_WHAT YOU SHOULD DO:_
Lines holding the string "Raise" are the ones to copy from this listing.

══ DATA FOR THIS TASK

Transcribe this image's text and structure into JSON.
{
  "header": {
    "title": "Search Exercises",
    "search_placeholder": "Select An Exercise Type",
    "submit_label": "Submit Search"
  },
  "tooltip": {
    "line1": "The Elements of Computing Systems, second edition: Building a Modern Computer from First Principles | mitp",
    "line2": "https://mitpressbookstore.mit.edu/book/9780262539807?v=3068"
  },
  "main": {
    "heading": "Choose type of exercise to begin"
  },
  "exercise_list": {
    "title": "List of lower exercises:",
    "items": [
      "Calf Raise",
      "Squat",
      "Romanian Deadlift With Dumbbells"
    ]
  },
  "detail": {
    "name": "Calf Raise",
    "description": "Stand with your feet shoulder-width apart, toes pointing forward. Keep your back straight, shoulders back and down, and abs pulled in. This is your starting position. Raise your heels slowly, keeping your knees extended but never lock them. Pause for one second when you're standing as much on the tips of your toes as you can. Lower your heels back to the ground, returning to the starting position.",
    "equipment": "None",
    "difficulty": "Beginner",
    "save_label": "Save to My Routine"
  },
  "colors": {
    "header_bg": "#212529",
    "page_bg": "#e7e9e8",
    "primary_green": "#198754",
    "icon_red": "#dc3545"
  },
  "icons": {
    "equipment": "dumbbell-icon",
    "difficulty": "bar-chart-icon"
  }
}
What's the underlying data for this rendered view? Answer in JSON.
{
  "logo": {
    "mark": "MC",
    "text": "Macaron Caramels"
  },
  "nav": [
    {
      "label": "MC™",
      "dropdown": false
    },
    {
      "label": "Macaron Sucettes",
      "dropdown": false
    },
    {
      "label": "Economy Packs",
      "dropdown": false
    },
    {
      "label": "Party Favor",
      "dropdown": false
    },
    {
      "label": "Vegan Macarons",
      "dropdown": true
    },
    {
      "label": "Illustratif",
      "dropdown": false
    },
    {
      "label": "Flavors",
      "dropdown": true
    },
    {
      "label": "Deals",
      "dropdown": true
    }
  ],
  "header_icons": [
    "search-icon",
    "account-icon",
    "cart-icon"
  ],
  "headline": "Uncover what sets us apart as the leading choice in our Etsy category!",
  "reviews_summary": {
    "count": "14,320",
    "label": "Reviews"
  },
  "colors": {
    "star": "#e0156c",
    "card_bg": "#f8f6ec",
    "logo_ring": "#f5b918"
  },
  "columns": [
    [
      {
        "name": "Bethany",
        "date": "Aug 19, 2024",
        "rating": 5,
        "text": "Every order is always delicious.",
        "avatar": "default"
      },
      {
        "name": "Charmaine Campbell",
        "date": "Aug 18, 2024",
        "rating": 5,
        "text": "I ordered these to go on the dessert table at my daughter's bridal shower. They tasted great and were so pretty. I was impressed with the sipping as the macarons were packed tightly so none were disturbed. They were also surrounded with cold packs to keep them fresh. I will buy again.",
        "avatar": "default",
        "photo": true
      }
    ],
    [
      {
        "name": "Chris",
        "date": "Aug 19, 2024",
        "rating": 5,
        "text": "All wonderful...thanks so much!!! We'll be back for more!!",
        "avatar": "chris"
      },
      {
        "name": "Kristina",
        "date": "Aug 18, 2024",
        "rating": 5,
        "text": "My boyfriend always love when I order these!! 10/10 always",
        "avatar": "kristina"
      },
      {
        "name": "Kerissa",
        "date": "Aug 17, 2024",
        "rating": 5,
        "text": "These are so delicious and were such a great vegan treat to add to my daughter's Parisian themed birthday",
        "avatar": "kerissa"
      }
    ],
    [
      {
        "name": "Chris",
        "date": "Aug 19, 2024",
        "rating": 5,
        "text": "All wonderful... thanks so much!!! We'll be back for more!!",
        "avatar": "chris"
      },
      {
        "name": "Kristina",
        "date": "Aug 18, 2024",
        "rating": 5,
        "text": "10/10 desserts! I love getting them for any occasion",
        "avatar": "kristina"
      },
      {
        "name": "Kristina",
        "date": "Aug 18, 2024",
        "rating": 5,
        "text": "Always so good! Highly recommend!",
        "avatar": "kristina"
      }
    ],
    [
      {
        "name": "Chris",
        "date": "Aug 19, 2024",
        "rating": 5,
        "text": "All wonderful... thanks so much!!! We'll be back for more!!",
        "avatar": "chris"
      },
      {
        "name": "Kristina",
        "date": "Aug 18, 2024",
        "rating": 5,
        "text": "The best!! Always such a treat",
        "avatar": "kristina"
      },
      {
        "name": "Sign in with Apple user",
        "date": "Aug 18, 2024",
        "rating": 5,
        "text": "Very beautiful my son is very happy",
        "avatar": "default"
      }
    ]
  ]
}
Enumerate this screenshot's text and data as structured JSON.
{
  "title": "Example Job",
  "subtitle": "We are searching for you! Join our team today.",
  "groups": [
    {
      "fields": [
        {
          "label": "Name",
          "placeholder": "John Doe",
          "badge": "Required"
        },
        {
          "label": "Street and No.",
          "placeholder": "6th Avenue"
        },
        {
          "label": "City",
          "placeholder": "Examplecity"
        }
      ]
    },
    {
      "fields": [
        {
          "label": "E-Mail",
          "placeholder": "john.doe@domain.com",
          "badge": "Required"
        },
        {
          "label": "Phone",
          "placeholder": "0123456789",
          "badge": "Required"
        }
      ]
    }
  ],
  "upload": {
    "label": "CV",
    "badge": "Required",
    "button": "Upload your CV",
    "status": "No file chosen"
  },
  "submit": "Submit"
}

════

_COMPLETE RESPONSE:_
      "Calf Raise",
    "name": "Calf Raise",
    "description": "Stand with your feet shoulder-width apart, toes pointing forward. Keep your back straight, shoulders back and down, and abs pulled in. This is your starting position. Raise your heels slowly, keeping your knees extended but never lock them. Pause for one second when you're standing as much on the tips of your toes as you can. Lower your heels back to the ground, returning to the starting position.",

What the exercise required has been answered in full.